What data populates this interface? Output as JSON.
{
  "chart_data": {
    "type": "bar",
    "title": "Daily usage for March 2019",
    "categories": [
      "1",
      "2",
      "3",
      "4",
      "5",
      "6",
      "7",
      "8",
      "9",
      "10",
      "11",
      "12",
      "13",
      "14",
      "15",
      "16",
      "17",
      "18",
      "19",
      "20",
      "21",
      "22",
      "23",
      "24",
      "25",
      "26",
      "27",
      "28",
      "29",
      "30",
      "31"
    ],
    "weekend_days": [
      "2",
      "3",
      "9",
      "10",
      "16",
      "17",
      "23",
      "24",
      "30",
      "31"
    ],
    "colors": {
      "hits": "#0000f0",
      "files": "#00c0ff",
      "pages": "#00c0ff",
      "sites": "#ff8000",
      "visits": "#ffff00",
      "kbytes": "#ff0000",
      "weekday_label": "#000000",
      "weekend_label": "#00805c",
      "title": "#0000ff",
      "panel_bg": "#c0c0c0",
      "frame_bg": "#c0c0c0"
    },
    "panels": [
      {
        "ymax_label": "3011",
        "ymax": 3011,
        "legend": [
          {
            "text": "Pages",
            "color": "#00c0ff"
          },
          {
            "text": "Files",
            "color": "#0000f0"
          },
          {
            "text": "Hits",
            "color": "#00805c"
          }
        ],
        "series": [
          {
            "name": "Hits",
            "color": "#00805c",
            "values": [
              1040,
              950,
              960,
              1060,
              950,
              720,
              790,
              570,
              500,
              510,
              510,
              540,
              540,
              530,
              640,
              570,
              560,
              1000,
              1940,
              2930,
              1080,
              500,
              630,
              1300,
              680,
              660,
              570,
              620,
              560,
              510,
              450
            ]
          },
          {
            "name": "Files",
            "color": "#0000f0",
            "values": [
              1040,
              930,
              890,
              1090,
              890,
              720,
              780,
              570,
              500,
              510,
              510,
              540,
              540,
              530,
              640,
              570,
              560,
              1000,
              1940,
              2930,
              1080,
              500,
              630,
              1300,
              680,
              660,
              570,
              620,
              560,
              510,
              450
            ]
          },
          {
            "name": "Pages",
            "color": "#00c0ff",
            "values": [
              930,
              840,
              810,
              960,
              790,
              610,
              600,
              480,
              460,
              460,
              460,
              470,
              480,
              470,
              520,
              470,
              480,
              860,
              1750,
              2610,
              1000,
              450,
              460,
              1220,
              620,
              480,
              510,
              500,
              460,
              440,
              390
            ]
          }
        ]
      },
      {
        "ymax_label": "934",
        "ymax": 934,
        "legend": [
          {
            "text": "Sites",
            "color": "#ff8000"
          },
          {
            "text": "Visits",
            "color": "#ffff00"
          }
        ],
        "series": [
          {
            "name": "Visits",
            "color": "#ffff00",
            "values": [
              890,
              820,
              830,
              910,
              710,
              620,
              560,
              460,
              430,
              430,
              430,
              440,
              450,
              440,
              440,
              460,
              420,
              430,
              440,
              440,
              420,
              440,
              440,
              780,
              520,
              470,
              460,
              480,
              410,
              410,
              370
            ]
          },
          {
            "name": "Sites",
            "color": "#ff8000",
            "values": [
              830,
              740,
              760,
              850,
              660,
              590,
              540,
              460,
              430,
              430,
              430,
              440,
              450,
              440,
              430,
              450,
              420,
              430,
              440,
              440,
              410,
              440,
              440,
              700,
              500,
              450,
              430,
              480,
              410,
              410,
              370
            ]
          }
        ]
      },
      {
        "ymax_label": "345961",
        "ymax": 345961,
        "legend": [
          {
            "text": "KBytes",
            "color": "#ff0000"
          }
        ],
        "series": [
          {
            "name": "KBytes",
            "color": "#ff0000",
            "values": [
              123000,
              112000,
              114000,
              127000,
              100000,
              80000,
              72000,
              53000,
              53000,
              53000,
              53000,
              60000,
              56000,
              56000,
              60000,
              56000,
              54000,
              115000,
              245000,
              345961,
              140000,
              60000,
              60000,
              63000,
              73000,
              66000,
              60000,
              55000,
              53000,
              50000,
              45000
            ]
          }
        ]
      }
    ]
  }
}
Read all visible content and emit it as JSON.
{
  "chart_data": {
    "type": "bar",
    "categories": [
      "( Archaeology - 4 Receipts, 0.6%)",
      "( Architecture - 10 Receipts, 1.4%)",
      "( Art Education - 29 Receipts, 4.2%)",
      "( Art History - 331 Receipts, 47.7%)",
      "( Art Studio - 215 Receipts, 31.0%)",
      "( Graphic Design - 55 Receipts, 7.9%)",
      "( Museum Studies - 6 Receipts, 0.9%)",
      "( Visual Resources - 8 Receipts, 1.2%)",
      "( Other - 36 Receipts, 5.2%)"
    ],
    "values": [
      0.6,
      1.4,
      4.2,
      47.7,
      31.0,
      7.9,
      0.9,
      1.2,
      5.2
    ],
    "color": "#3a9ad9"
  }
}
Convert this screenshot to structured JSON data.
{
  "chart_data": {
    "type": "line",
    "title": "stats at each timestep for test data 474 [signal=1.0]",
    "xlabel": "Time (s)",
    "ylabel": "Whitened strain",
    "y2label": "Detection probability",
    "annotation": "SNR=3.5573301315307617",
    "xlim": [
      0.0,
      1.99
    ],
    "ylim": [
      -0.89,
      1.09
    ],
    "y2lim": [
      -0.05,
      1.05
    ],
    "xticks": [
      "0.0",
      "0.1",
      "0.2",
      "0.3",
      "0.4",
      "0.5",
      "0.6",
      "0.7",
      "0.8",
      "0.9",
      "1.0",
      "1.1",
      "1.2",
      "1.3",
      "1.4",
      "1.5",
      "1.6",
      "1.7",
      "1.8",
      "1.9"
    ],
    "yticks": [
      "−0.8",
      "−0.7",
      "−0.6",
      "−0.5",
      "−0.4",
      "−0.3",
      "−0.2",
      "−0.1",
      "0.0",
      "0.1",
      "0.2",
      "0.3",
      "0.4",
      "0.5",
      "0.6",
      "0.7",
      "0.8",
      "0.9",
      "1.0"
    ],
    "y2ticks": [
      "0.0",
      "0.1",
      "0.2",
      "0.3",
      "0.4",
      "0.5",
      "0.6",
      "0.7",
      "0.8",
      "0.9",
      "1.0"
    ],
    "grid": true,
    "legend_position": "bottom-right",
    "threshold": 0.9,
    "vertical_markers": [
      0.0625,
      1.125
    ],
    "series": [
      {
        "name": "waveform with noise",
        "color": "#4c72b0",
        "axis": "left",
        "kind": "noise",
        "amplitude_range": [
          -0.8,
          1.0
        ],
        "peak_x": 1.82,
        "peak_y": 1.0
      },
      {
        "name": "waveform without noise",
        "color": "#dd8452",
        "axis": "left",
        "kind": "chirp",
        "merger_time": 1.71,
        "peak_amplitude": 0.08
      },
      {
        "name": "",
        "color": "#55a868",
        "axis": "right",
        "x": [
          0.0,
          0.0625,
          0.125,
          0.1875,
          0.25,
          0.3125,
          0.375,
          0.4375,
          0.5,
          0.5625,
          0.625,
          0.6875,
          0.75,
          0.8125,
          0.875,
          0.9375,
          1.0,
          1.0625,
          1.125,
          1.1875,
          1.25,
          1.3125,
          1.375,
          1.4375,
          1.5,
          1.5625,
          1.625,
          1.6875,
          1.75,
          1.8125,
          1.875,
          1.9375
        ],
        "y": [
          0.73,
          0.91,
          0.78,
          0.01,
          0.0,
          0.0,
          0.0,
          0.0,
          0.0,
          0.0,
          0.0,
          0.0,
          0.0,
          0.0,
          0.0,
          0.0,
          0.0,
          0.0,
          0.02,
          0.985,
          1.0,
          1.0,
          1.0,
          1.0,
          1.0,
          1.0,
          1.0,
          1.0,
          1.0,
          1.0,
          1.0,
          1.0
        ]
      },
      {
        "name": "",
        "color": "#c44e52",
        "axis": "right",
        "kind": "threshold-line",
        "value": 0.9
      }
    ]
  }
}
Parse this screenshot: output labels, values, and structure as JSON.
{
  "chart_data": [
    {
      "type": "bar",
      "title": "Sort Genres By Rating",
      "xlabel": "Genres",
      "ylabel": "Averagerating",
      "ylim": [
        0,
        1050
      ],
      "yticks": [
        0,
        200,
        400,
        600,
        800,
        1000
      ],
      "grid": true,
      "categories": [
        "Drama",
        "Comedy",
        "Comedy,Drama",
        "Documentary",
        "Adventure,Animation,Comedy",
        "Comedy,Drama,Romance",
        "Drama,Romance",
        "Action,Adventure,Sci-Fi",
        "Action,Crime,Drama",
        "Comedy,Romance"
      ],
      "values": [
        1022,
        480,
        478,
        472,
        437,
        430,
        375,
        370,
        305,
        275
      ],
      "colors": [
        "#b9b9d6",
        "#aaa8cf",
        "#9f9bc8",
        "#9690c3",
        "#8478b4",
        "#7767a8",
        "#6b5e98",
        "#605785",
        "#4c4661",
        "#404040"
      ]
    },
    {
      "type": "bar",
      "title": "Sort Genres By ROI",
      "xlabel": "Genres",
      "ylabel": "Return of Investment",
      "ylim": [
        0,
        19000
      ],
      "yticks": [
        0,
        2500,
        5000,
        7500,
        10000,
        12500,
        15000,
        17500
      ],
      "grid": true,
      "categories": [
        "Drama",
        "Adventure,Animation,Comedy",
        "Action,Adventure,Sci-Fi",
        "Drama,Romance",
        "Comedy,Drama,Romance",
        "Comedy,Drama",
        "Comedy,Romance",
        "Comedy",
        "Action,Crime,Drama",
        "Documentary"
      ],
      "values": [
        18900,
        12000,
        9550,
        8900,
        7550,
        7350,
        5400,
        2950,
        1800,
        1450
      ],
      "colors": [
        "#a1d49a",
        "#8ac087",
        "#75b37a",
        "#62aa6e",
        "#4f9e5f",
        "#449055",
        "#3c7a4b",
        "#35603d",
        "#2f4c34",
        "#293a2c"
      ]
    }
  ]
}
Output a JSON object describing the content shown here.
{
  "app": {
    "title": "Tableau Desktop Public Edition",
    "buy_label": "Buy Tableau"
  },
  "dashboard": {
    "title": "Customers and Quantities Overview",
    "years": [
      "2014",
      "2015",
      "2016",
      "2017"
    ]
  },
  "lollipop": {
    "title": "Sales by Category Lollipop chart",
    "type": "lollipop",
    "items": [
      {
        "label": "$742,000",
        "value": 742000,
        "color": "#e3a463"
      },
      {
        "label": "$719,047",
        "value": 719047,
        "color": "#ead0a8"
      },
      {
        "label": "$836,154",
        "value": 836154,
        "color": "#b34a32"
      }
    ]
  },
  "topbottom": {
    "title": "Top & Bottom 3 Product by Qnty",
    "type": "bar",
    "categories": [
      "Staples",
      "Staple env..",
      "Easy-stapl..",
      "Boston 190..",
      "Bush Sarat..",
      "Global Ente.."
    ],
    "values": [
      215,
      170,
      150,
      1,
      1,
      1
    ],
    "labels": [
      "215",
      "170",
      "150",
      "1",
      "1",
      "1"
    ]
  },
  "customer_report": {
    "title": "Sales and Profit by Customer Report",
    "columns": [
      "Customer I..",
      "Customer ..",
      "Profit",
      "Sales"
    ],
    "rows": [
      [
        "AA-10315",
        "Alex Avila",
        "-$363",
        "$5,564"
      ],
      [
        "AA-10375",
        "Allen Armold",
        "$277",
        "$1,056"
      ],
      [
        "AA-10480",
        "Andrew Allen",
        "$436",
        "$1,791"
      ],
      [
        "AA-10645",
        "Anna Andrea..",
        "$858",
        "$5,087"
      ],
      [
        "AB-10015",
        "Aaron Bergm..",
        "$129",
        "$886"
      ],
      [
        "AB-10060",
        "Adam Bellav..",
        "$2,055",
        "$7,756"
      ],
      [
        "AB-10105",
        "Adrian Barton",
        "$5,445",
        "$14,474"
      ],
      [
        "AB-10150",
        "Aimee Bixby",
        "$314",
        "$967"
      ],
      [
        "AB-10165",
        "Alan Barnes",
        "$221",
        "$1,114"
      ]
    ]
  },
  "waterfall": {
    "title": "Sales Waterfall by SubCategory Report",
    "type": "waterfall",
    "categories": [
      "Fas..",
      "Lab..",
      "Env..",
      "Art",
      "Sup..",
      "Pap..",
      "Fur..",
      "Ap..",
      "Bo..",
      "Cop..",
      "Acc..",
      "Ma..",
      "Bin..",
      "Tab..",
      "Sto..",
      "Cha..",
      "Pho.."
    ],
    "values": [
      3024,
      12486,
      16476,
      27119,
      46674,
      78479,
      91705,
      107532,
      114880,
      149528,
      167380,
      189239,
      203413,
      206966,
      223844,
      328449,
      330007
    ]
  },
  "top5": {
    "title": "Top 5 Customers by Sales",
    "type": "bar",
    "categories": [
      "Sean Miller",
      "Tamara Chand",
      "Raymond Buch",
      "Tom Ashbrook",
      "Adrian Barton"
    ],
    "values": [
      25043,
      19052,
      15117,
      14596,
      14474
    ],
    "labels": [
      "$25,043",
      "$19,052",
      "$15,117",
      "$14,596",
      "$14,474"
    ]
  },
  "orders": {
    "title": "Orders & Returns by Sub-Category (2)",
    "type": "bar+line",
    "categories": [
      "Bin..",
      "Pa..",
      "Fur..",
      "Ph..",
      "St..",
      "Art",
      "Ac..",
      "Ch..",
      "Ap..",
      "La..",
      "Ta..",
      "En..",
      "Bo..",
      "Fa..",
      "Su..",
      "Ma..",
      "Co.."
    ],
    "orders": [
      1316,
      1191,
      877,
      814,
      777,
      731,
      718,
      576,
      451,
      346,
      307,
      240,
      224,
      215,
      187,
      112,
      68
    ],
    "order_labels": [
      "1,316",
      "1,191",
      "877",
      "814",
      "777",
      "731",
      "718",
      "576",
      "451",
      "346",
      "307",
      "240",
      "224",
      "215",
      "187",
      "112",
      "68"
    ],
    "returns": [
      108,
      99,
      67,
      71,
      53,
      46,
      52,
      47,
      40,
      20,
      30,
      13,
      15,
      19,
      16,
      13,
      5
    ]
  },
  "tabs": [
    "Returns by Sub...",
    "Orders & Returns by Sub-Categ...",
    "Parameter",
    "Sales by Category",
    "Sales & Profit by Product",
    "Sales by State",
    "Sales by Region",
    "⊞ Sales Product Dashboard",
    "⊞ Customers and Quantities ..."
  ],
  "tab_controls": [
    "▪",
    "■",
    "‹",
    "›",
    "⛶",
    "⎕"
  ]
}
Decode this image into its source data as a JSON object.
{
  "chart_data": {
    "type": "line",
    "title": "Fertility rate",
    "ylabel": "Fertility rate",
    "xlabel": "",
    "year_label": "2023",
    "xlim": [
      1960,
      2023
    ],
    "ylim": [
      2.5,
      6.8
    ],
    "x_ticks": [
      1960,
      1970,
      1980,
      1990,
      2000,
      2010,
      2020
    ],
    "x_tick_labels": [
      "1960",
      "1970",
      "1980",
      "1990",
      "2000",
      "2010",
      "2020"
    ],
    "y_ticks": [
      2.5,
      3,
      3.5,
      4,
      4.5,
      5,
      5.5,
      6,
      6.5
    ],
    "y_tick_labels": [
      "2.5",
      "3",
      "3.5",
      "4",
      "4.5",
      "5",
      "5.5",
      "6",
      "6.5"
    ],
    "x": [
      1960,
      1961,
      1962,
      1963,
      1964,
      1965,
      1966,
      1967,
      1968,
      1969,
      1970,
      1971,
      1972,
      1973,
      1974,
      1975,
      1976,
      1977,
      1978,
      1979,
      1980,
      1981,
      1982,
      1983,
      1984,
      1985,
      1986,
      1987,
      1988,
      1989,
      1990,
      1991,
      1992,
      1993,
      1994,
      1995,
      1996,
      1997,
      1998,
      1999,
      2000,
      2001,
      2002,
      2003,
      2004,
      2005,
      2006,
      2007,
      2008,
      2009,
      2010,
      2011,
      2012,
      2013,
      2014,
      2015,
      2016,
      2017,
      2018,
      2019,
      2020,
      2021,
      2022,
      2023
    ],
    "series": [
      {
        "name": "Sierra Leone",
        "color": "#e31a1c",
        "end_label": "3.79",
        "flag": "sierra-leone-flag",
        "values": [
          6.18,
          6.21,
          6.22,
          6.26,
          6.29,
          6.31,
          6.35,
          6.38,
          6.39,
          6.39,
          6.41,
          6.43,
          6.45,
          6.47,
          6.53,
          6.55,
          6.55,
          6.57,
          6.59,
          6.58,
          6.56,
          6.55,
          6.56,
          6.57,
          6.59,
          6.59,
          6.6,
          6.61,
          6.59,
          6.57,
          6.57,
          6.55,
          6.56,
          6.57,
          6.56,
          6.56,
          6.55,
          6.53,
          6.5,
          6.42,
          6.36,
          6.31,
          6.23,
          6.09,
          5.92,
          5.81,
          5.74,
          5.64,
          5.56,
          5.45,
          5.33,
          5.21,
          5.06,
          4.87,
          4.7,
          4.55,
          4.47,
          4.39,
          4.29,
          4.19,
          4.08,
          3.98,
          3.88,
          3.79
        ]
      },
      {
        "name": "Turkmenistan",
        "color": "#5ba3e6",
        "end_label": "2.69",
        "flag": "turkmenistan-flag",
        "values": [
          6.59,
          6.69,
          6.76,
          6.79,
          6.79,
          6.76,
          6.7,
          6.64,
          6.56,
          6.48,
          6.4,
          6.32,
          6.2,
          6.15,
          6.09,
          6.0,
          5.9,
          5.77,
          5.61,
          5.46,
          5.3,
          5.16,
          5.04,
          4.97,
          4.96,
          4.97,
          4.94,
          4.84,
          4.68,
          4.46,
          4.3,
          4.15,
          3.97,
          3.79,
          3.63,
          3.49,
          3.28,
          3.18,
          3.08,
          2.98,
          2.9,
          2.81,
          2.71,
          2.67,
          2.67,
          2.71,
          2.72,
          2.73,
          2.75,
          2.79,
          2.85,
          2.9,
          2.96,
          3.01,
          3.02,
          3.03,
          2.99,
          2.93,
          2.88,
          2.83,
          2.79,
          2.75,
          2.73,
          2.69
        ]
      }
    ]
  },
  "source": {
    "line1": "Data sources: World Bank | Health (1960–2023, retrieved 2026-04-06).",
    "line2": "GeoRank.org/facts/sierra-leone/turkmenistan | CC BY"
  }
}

Short task:
Provide only the count of lines in the data above that include the string "Customers".

Exercise output:
3